-------- Extracted data --------

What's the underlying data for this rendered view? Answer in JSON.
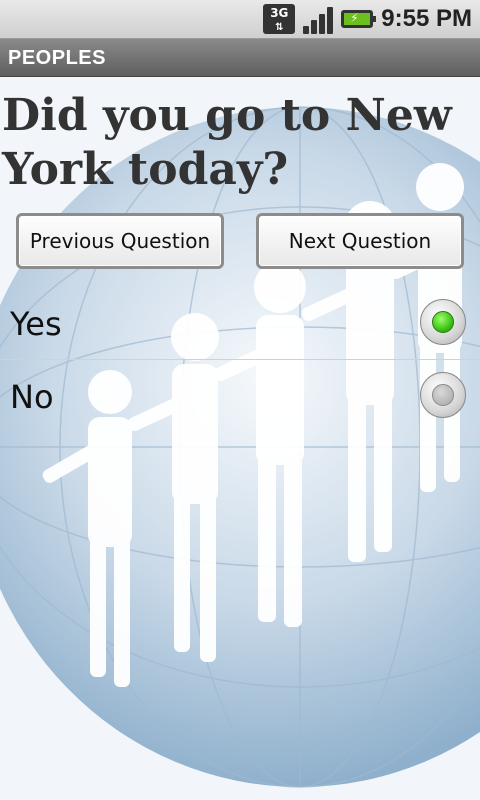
{
  "status_bar": {
    "network_label": "3G",
    "time": "9:55 PM"
  },
  "app": {
    "title": "PEOPLES"
  },
  "question": {
    "text": "Did you go to New York today?"
  },
  "buttons": {
    "previous_label": "Previous Question",
    "next_label": "Next Question"
  },
  "options": [
    {
      "label": "Yes",
      "selected": true
    },
    {
      "label": "No",
      "selected": false
    }
  ],
  "colors": {
    "selected_radio": "#2fb80a",
    "title_bar": "#6f6f6f"
  },
  "icons": {
    "network": "3g-data-icon",
    "signal": "signal-strength-icon",
    "battery": "battery-charging-icon"
  }
}
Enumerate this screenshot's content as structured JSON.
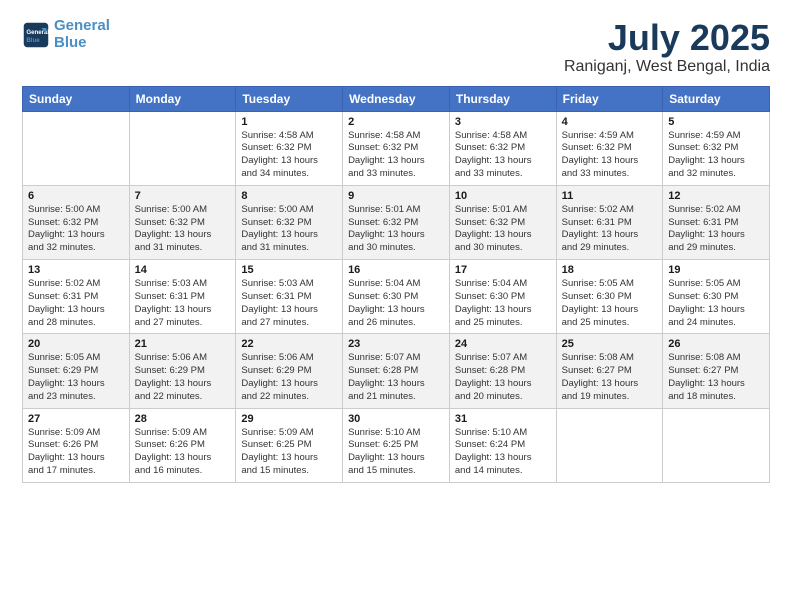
{
  "logo": {
    "line1": "General",
    "line2": "Blue"
  },
  "title": "July 2025",
  "location": "Raniganj, West Bengal, India",
  "weekdays": [
    "Sunday",
    "Monday",
    "Tuesday",
    "Wednesday",
    "Thursday",
    "Friday",
    "Saturday"
  ],
  "weeks": [
    [
      {
        "day": "",
        "details": ""
      },
      {
        "day": "",
        "details": ""
      },
      {
        "day": "1",
        "details": "Sunrise: 4:58 AM\nSunset: 6:32 PM\nDaylight: 13 hours\nand 34 minutes."
      },
      {
        "day": "2",
        "details": "Sunrise: 4:58 AM\nSunset: 6:32 PM\nDaylight: 13 hours\nand 33 minutes."
      },
      {
        "day": "3",
        "details": "Sunrise: 4:58 AM\nSunset: 6:32 PM\nDaylight: 13 hours\nand 33 minutes."
      },
      {
        "day": "4",
        "details": "Sunrise: 4:59 AM\nSunset: 6:32 PM\nDaylight: 13 hours\nand 33 minutes."
      },
      {
        "day": "5",
        "details": "Sunrise: 4:59 AM\nSunset: 6:32 PM\nDaylight: 13 hours\nand 32 minutes."
      }
    ],
    [
      {
        "day": "6",
        "details": "Sunrise: 5:00 AM\nSunset: 6:32 PM\nDaylight: 13 hours\nand 32 minutes."
      },
      {
        "day": "7",
        "details": "Sunrise: 5:00 AM\nSunset: 6:32 PM\nDaylight: 13 hours\nand 31 minutes."
      },
      {
        "day": "8",
        "details": "Sunrise: 5:00 AM\nSunset: 6:32 PM\nDaylight: 13 hours\nand 31 minutes."
      },
      {
        "day": "9",
        "details": "Sunrise: 5:01 AM\nSunset: 6:32 PM\nDaylight: 13 hours\nand 30 minutes."
      },
      {
        "day": "10",
        "details": "Sunrise: 5:01 AM\nSunset: 6:32 PM\nDaylight: 13 hours\nand 30 minutes."
      },
      {
        "day": "11",
        "details": "Sunrise: 5:02 AM\nSunset: 6:31 PM\nDaylight: 13 hours\nand 29 minutes."
      },
      {
        "day": "12",
        "details": "Sunrise: 5:02 AM\nSunset: 6:31 PM\nDaylight: 13 hours\nand 29 minutes."
      }
    ],
    [
      {
        "day": "13",
        "details": "Sunrise: 5:02 AM\nSunset: 6:31 PM\nDaylight: 13 hours\nand 28 minutes."
      },
      {
        "day": "14",
        "details": "Sunrise: 5:03 AM\nSunset: 6:31 PM\nDaylight: 13 hours\nand 27 minutes."
      },
      {
        "day": "15",
        "details": "Sunrise: 5:03 AM\nSunset: 6:31 PM\nDaylight: 13 hours\nand 27 minutes."
      },
      {
        "day": "16",
        "details": "Sunrise: 5:04 AM\nSunset: 6:30 PM\nDaylight: 13 hours\nand 26 minutes."
      },
      {
        "day": "17",
        "details": "Sunrise: 5:04 AM\nSunset: 6:30 PM\nDaylight: 13 hours\nand 25 minutes."
      },
      {
        "day": "18",
        "details": "Sunrise: 5:05 AM\nSunset: 6:30 PM\nDaylight: 13 hours\nand 25 minutes."
      },
      {
        "day": "19",
        "details": "Sunrise: 5:05 AM\nSunset: 6:30 PM\nDaylight: 13 hours\nand 24 minutes."
      }
    ],
    [
      {
        "day": "20",
        "details": "Sunrise: 5:05 AM\nSunset: 6:29 PM\nDaylight: 13 hours\nand 23 minutes."
      },
      {
        "day": "21",
        "details": "Sunrise: 5:06 AM\nSunset: 6:29 PM\nDaylight: 13 hours\nand 22 minutes."
      },
      {
        "day": "22",
        "details": "Sunrise: 5:06 AM\nSunset: 6:29 PM\nDaylight: 13 hours\nand 22 minutes."
      },
      {
        "day": "23",
        "details": "Sunrise: 5:07 AM\nSunset: 6:28 PM\nDaylight: 13 hours\nand 21 minutes."
      },
      {
        "day": "24",
        "details": "Sunrise: 5:07 AM\nSunset: 6:28 PM\nDaylight: 13 hours\nand 20 minutes."
      },
      {
        "day": "25",
        "details": "Sunrise: 5:08 AM\nSunset: 6:27 PM\nDaylight: 13 hours\nand 19 minutes."
      },
      {
        "day": "26",
        "details": "Sunrise: 5:08 AM\nSunset: 6:27 PM\nDaylight: 13 hours\nand 18 minutes."
      }
    ],
    [
      {
        "day": "27",
        "details": "Sunrise: 5:09 AM\nSunset: 6:26 PM\nDaylight: 13 hours\nand 17 minutes."
      },
      {
        "day": "28",
        "details": "Sunrise: 5:09 AM\nSunset: 6:26 PM\nDaylight: 13 hours\nand 16 minutes."
      },
      {
        "day": "29",
        "details": "Sunrise: 5:09 AM\nSunset: 6:25 PM\nDaylight: 13 hours\nand 15 minutes."
      },
      {
        "day": "30",
        "details": "Sunrise: 5:10 AM\nSunset: 6:25 PM\nDaylight: 13 hours\nand 15 minutes."
      },
      {
        "day": "31",
        "details": "Sunrise: 5:10 AM\nSunset: 6:24 PM\nDaylight: 13 hours\nand 14 minutes."
      },
      {
        "day": "",
        "details": ""
      },
      {
        "day": "",
        "details": ""
      }
    ]
  ],
  "row_colors": [
    "white",
    "gray",
    "white",
    "gray",
    "white"
  ]
}
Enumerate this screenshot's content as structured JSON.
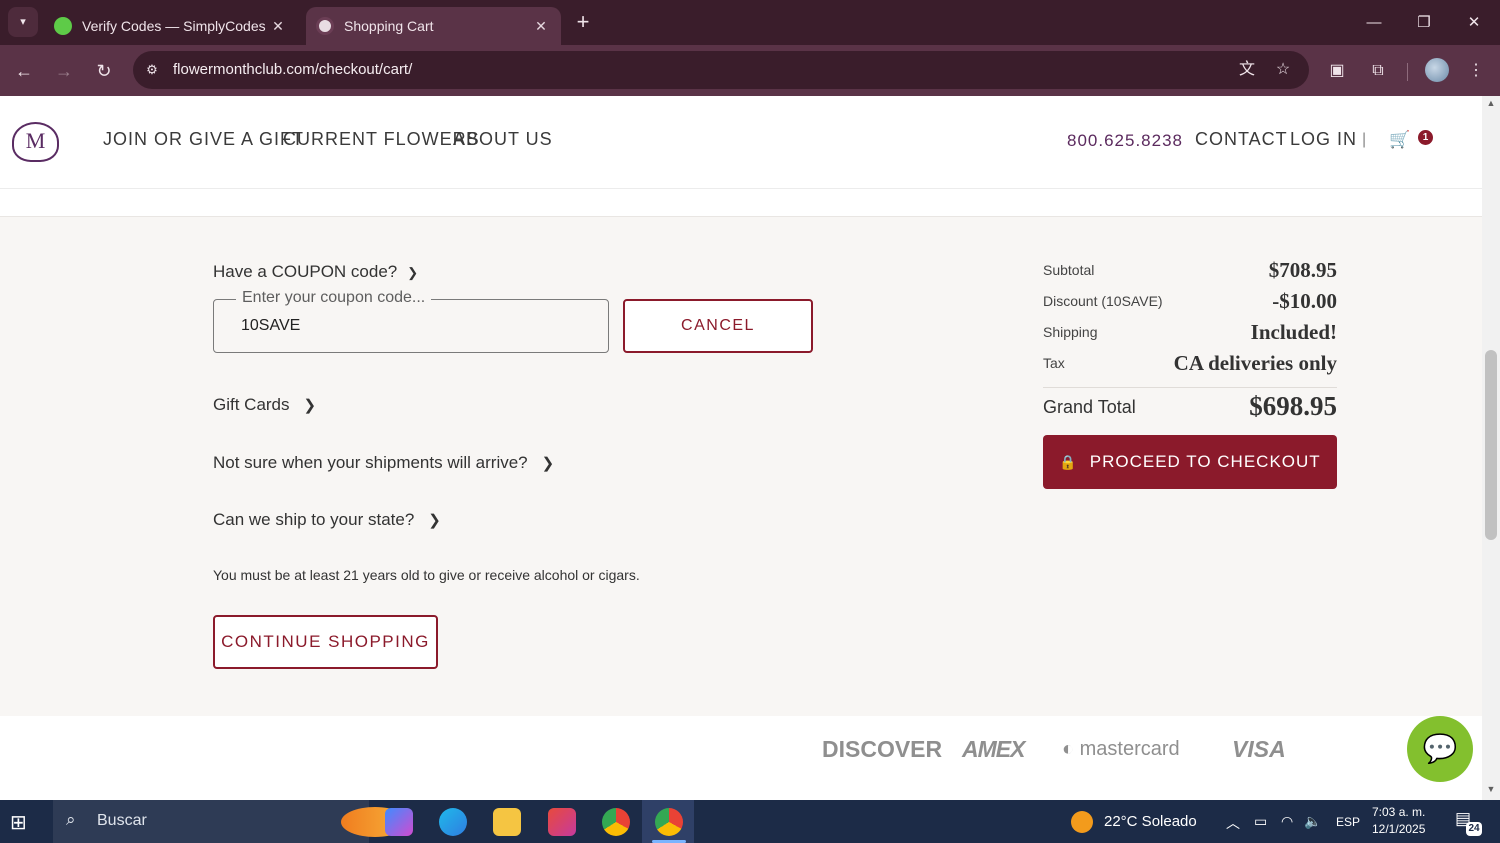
{
  "browser": {
    "tabs": [
      {
        "title": "Verify Codes — SimplyCodes",
        "close": "✕"
      },
      {
        "title": "Shopping Cart",
        "close": "✕"
      }
    ],
    "new_tab": "+",
    "url": "flowermonthclub.com/checkout/cart/",
    "window_controls": {
      "minimize": "—",
      "restore": "❐",
      "close": "✕"
    }
  },
  "site": {
    "logo_text": "M",
    "nav": [
      "JOIN OR GIVE A GIFT",
      "CURRENT FLOWERS",
      "ABOUT US"
    ],
    "phone": "800.625.8238",
    "contact": "CONTACT",
    "login": "LOG IN",
    "separator": "|",
    "cart_count": "1"
  },
  "coupon": {
    "toggle_label": "Have a COUPON code?",
    "placeholder": "Enter your coupon code...",
    "value": "10SAVE",
    "cancel_label": "CANCEL"
  },
  "links": {
    "gift_cards": "Gift Cards",
    "shipments": "Not sure when your shipments will arrive?",
    "ship_state": "Can we ship to your state?"
  },
  "age_note": "You must be at least 21 years old to give or receive alcohol or cigars.",
  "continue_label": "CONTINUE SHOPPING",
  "summary": {
    "subtotal_label": "Subtotal",
    "subtotal_value": "$708.95",
    "discount_label": "Discount (10SAVE)",
    "discount_value": "-$10.00",
    "shipping_label": "Shipping",
    "shipping_value": "Included!",
    "tax_label": "Tax",
    "tax_value": "CA deliveries only",
    "grand_label": "Grand Total",
    "grand_value": "$698.95",
    "checkout_label": "PROCEED TO CHECKOUT"
  },
  "payments": [
    "DISCOVER",
    "AMEX",
    "mastercard",
    "VISA"
  ],
  "taskbar": {
    "search_text": "Buscar",
    "weather": "22°C  Soleado",
    "lang": "ESP",
    "time": "7:03 a. m.",
    "date": "12/1/2025",
    "notifications": "24"
  },
  "colors": {
    "brand": "#8b1a2b",
    "phone": "#5b2a5e",
    "chat": "#83c02e"
  }
}
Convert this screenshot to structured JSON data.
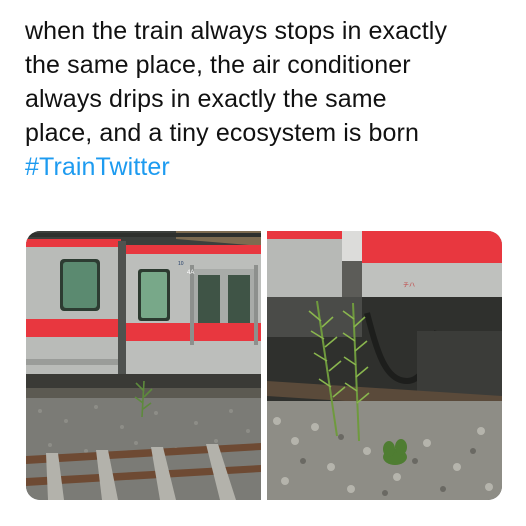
{
  "tweet": {
    "lines": [
      "when the train always stops in exactly",
      "the same place, the air conditioner",
      "always drips in exactly the same",
      "place, and a tiny ecosystem is born"
    ],
    "hashtag": "#TrainTwitter"
  },
  "train_markings": {
    "car_number": "10",
    "door_label": "4A",
    "kanji_label": "チハ"
  },
  "colors": {
    "train_body": "#b9bbb8",
    "train_stripe": "#e8373f",
    "hashtag": "#1d9bf0"
  }
}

--------

» **Requirements**
Go through the entries and return each line where the word "JSON" appears.

» **Response for this exercise**
What's the underlying data for this rendered view? Answer in JSON.
Enumerate this screenshot's content as structured JSON.
Enumerate this screenshot's content as structured JSON.
Convert this screenshot to structured JSON data.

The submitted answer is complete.